Dataset excerpts:
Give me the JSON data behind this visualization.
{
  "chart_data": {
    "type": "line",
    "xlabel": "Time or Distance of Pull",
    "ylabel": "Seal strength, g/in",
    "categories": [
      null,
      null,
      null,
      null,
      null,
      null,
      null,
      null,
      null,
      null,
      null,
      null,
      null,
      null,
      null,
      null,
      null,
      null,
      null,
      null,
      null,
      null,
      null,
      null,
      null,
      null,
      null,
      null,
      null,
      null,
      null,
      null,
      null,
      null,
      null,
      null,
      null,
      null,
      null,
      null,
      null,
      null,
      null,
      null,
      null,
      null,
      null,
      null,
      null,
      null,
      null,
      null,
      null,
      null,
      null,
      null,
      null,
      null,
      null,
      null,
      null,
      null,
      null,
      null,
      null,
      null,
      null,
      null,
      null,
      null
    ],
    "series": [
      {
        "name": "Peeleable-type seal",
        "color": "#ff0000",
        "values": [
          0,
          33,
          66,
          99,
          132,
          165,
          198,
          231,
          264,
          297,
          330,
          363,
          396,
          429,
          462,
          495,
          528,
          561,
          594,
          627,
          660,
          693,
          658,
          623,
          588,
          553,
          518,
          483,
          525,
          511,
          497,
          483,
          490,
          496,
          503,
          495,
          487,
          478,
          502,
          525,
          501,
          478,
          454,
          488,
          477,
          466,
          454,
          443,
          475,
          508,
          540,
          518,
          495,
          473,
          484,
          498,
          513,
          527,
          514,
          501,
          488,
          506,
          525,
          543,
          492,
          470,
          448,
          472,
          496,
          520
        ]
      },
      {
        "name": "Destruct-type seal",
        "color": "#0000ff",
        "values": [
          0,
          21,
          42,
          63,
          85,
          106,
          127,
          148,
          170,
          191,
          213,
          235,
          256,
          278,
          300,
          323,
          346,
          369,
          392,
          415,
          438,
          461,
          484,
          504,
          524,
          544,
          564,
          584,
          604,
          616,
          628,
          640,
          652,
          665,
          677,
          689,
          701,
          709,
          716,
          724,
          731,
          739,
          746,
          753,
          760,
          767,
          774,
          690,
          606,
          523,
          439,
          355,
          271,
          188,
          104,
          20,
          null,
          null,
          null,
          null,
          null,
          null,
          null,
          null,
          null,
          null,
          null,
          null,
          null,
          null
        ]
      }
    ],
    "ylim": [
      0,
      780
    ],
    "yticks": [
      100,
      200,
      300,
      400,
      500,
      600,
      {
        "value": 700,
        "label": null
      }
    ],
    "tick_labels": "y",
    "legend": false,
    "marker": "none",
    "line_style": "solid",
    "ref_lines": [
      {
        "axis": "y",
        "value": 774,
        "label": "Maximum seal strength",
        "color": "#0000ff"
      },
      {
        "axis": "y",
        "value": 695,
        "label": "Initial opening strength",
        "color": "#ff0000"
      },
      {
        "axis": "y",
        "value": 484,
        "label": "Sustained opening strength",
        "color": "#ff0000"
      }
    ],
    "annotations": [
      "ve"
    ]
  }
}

Directions for this task: Track down every line of the material containing the string "type", and copy it.

Answer to this problem:
    "type": "line",
        "name": "Peeleable-type seal",
        "name": "Destruct-type seal",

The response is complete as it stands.